### Exercise goal
Transcribe the full listing exactly, and drop every picture.
++++ Supplied entries
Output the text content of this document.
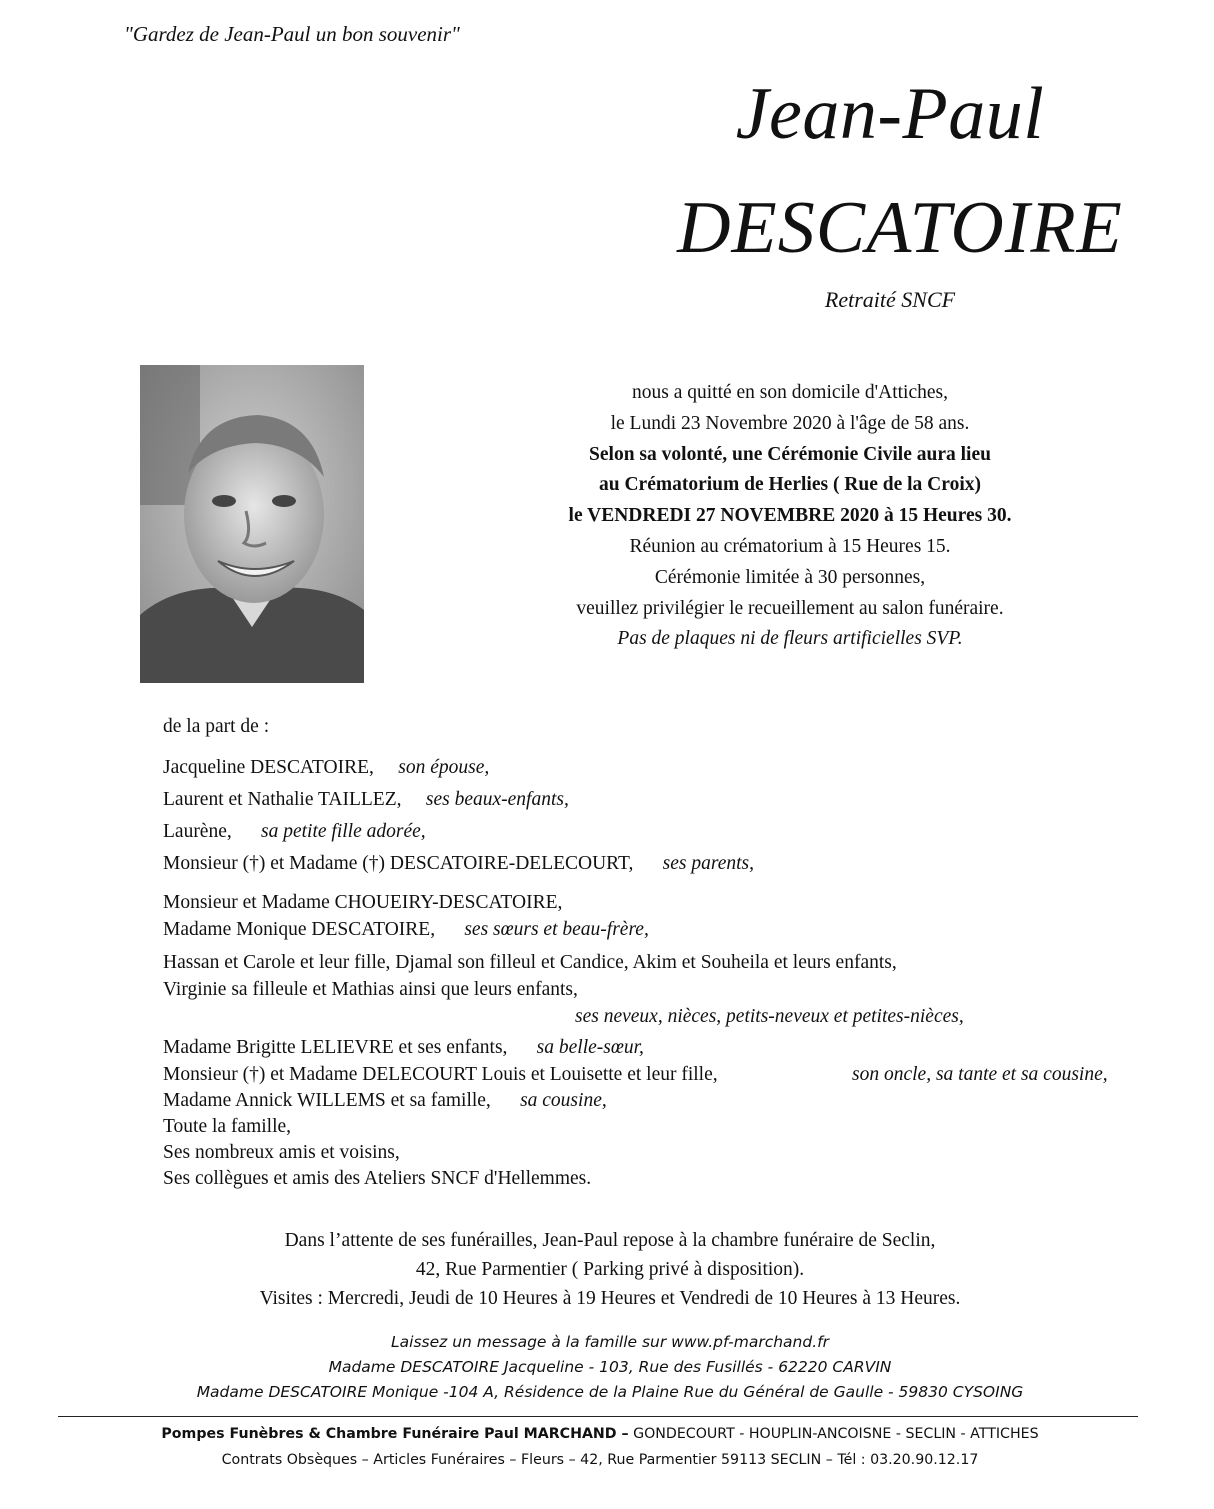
"Gardez de Jean-Paul un bon souvenir"
Jean-Paul
DESCATOIRE
Retraité SNCF
nous a quitté en son domicile d'Attiches,
le Lundi 23 Novembre 2020 à l'âge de 58 ans.
Selon sa volonté, une Cérémonie Civile aura lieu
au Crématorium de Herlies ( Rue de la Croix)
le VENDREDI 27 NOVEMBRE 2020 à 15 Heures 30.
Réunion au crématorium à 15 Heures 15.
Cérémonie limitée à 30 personnes,
veuillez privilégier le recueillement au salon funéraire.
Pas de plaques ni de fleurs artificielles SVP.
de la part de :
Jacqueline DESCATOIRE, son épouse,
Laurent et Nathalie TAILLEZ, ses beaux-enfants,
Laurène, sa petite fille adorée,
Monsieur (†) et Madame (†) DESCATOIRE-DELECOURT, ses parents,
Monsieur et Madame CHOUEIRY-DESCATOIRE,
Madame Monique DESCATOIRE, ses sœurs et beau-frère,
Hassan et Carole et leur fille, Djamal son filleul et Candice, Akim et Souheila et leurs enfants,
Virginie sa filleule et Mathias ainsi que leurs enfants,
ses neveux, nièces, petits-neveux et petites-nièces,
Madame Brigitte LELIEVRE et ses enfants, sa belle-sœur,
Monsieur (†) et Madame DELECOURT Louis et Louisette et leur fille,	son oncle, sa tante et sa cousine,
Madame Annick WILLEMS et sa famille, sa cousine,
Toute la famille,
Ses nombreux amis et voisins,
Ses collègues et amis des Ateliers SNCF d'Hellemmes.
Dans l’attente de ses funérailles, Jean-Paul repose à la chambre funéraire de Seclin,
42, Rue Parmentier ( Parking privé à disposition).
Visites : Mercredi, Jeudi de 10 Heures à 19 Heures et Vendredi de 10 Heures à 13 Heures.
Laissez un message à la famille sur www.pf-marchand.fr
Madame DESCATOIRE Jacqueline - 103, Rue des Fusillés - 62220 CARVIN
Madame DESCATOIRE Monique -104 A, Résidence de la Plaine Rue du Général de Gaulle - 59830 CYSOING
Pompes Funèbres & Chambre Funéraire Paul MARCHAND – GONDECOURT - HOUPLIN-ANCOISNE - SECLIN - ATTICHES
Contrats Obsèques – Articles Funéraires – Fleurs – 42, Rue Parmentier 59113 SECLIN – Tél : 03.20.90.12.17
++++++++
### Worked solution
Output the text content of this document.
"Gardez de Jean-Paul un bon souvenir"
Jean-Paul
DESCATOIRE
Retraité SNCF
nous a quitté en son domicile d'Attiches,
le Lundi 23 Novembre 2020 à l'âge de 58 ans.
Selon sa volonté, une Cérémonie Civile aura lieu
au Crématorium de Herlies ( Rue de la Croix)
le VENDREDI 27 NOVEMBRE 2020 à 15 Heures 30.
Réunion au crématorium à 15 Heures 15.
Cérémonie limitée à 30 personnes,
veuillez privilégier le recueillement au salon funéraire.
Pas de plaques ni de fleurs artificielles SVP.
de la part de :
Jacqueline DESCATOIRE, son épouse,
Laurent et Nathalie TAILLEZ, ses beaux-enfants,
Laurène, sa petite fille adorée,
Monsieur (†) et Madame (†) DESCATOIRE-DELECOURT, ses parents,
Monsieur et Madame CHOUEIRY-DESCATOIRE,
Madame Monique DESCATOIRE, ses sœurs et beau-frère,
Hassan et Carole et leur fille, Djamal son filleul et Candice, Akim et Souheila et leurs enfants,
Virginie sa filleule et Mathias ainsi que leurs enfants,
ses neveux, nièces, petits-neveux et petites-nièces,
Madame Brigitte LELIEVRE et ses enfants, sa belle-sœur,
Monsieur (†) et Madame DELECOURT Louis et Louisette et leur fille,	son oncle, sa tante et sa cousine,
Madame Annick WILLEMS et sa famille, sa cousine,
Toute la famille,
Ses nombreux amis et voisins,
Ses collègues et amis des Ateliers SNCF d'Hellemmes.
Dans l’attente de ses funérailles, Jean-Paul repose à la chambre funéraire de Seclin,
42, Rue Parmentier ( Parking privé à disposition).
Visites : Mercredi, Jeudi de 10 Heures à 19 Heures et Vendredi de 10 Heures à 13 Heures.
Laissez un message à la famille sur www.pf-marchand.fr
Madame DESCATOIRE Jacqueline - 103, Rue des Fusillés - 62220 CARVIN
Madame DESCATOIRE Monique -104 A, Résidence de la Plaine Rue du Général de Gaulle - 59830 CYSOING
Pompes Funèbres & Chambre Funéraire Paul MARCHAND – GONDECOURT - HOUPLIN-ANCOISNE - SECLIN - ATTICHES
Contrats Obsèques – Articles Funéraires – Fleurs – 42, Rue Parmentier 59113 SECLIN – Tél : 03.20.90.12.17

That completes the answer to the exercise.